• [REQUIRED TASK]: Retype every entry word for word.

• [INPUT]:
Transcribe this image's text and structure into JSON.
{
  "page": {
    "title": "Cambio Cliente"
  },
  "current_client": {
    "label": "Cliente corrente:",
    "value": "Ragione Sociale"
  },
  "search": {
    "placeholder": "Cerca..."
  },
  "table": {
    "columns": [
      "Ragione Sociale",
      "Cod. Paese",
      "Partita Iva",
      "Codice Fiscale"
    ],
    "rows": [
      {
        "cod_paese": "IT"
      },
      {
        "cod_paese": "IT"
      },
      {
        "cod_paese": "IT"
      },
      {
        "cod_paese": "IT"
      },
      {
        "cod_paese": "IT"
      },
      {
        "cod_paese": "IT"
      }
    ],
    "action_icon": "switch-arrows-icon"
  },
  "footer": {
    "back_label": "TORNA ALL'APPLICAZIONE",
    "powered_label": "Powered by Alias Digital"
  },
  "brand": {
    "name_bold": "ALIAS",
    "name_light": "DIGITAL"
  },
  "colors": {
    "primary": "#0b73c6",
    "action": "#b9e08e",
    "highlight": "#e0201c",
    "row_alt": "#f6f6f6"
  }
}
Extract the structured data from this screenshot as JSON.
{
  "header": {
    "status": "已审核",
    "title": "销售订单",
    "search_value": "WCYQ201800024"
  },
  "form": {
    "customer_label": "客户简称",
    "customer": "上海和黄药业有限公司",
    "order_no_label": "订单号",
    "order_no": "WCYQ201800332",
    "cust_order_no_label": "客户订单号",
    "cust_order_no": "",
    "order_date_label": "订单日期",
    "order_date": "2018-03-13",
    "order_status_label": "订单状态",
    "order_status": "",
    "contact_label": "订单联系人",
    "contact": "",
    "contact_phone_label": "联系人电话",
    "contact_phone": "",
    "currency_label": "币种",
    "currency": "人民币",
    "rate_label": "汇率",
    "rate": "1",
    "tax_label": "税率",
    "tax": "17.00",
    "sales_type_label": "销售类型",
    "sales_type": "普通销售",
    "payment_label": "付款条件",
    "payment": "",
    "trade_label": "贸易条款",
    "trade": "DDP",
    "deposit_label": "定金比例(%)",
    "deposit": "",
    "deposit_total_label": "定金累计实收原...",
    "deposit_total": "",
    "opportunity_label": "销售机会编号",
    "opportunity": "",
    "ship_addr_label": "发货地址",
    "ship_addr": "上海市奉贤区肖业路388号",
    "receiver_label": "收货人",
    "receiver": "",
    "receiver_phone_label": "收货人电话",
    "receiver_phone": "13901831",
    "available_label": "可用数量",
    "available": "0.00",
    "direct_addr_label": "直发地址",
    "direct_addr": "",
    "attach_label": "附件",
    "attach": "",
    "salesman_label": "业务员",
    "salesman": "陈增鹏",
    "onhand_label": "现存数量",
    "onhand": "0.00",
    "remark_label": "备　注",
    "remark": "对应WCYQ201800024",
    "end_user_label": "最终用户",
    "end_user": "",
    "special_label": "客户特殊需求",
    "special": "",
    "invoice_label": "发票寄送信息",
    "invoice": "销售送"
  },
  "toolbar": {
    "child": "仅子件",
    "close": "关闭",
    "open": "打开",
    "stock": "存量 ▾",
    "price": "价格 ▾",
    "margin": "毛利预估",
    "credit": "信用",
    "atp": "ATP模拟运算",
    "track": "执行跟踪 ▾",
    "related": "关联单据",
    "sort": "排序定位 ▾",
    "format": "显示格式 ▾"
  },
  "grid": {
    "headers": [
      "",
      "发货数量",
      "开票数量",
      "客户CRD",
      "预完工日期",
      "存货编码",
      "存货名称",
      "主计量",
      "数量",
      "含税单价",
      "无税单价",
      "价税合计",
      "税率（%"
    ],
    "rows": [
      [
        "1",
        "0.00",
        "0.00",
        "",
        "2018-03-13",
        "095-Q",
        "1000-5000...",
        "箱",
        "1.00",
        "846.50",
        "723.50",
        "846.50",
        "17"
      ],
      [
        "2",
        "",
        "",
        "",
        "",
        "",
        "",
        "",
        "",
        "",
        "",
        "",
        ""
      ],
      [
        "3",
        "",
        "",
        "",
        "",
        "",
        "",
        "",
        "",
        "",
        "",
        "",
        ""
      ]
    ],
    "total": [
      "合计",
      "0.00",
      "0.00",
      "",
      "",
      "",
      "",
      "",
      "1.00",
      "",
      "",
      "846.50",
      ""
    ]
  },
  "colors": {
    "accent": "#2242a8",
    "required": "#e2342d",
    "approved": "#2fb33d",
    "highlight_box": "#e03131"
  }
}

• [EXERCISE RESPONSE]:
Transcribe this image's text and structure into JSON.
{
  "page": {
    "title": "Cambio Cliente"
  },
  "current_client": {
    "label": "Cliente corrente:",
    "value": "Ragione Sociale"
  },
  "search": {
    "placeholder": "Cerca..."
  },
  "table": {
    "columns": [
      "Ragione Sociale",
      "Cod. Paese",
      "Partita Iva",
      "Codice Fiscale"
    ],
    "rows": [
      {
        "cod_paese": "IT"
      },
      {
        "cod_paese": "IT"
      },
      {
        "cod_paese": "IT"
      },
      {
        "cod_paese": "IT"
      },
      {
        "cod_paese": "IT"
      },
      {
        "cod_paese": "IT"
      }
    ],
    "action_icon": "switch-arrows-icon"
  },
  "footer": {
    "back_label": "TORNA ALL'APPLICAZIONE",
    "powered_label": "Powered by Alias Digital"
  },
  "brand": {
    "name_bold": "ALIAS",
    "name_light": "DIGITAL"
  },
  "colors": {
    "primary": "#0b73c6",
    "action": "#b9e08e",
    "highlight": "#e0201c",
    "row_alt": "#f6f6f6"
  }
}
Extract the structured data from this screenshot as JSON.
{
  "header": {
    "status": "已审核",
    "title": "销售订单",
    "search_value": "WCYQ201800024"
  },
  "form": {
    "customer_label": "客户简称",
    "customer": "上海和黄药业有限公司",
    "order_no_label": "订单号",
    "order_no": "WCYQ201800332",
    "cust_order_no_label": "客户订单号",
    "cust_order_no": "",
    "order_date_label": "订单日期",
    "order_date": "2018-03-13",
    "order_status_label": "订单状态",
    "order_status": "",
    "contact_label": "订单联系人",
    "contact": "",
    "contact_phone_label": "联系人电话",
    "contact_phone": "",
    "currency_label": "币种",
    "currency": "人民币",
    "rate_label": "汇率",
    "rate": "1",
    "tax_label": "税率",
    "tax": "17.00",
    "sales_type_label": "销售类型",
    "sales_type": "普通销售",
    "payment_label": "付款条件",
    "payment": "",
    "trade_label": "贸易条款",
    "trade": "DDP",
    "deposit_label": "定金比例(%)",
    "deposit": "",
    "deposit_total_label": "定金累计实收原...",
    "deposit_total": "",
    "opportunity_label": "销售机会编号",
    "opportunity": "",
    "ship_addr_label": "发货地址",
    "ship_addr": "上海市奉贤区肖业路388号",
    "receiver_label": "收货人",
    "receiver": "",
    "receiver_phone_label": "收货人电话",
    "receiver_phone": "13901831",
    "available_label": "可用数量",
    "available": "0.00",
    "direct_addr_label": "直发地址",
    "direct_addr": "",
    "attach_label": "附件",
    "attach": "",
    "salesman_label": "业务员",
    "salesman": "陈增鹏",
    "onhand_label": "现存数量",
    "onhand": "0.00",
    "remark_label": "备　注",
    "remark": "对应WCYQ201800024",
    "end_user_label": "最终用户",
    "end_user": "",
    "special_label": "客户特殊需求",
    "special": "",
    "invoice_label": "发票寄送信息",
    "invoice": "销售送"
  },
  "toolbar": {
    "child": "仅子件",
    "close": "关闭",
    "open": "打开",
    "stock": "存量 ▾",
    "price": "价格 ▾",
    "margin": "毛利预估",
    "credit": "信用",
    "atp": "ATP模拟运算",
    "track": "执行跟踪 ▾",
    "related": "关联单据",
    "sort": "排序定位 ▾",
    "format": "显示格式 ▾"
  },
  "grid": {
    "headers": [
      "",
      "发货数量",
      "开票数量",
      "客户CRD",
      "预完工日期",
      "存货编码",
      "存货名称",
      "主计量",
      "数量",
      "含税单价",
      "无税单价",
      "价税合计",
      "税率（%"
    ],
    "rows": [
      [
        "1",
        "0.00",
        "0.00",
        "",
        "2018-03-13",
        "095-Q",
        "1000-5000...",
        "箱",
        "1.00",
        "846.50",
        "723.50",
        "846.50",
        "17"
      ],
      [
        "2",
        "",
        "",
        "",
        "",
        "",
        "",
        "",
        "",
        "",
        "",
        "",
        ""
      ],
      [
        "3",
        "",
        "",
        "",
        "",
        "",
        "",
        "",
        "",
        "",
        "",
        "",
        ""
      ]
    ],
    "total": [
      "合计",
      "0.00",
      "0.00",
      "",
      "",
      "",
      "",
      "",
      "1.00",
      "",
      "",
      "846.50",
      ""
    ]
  },
  "colors": {
    "accent": "#2242a8",
    "required": "#e2342d",
    "approved": "#2fb33d",
    "highlight_box": "#e03131"
  }
}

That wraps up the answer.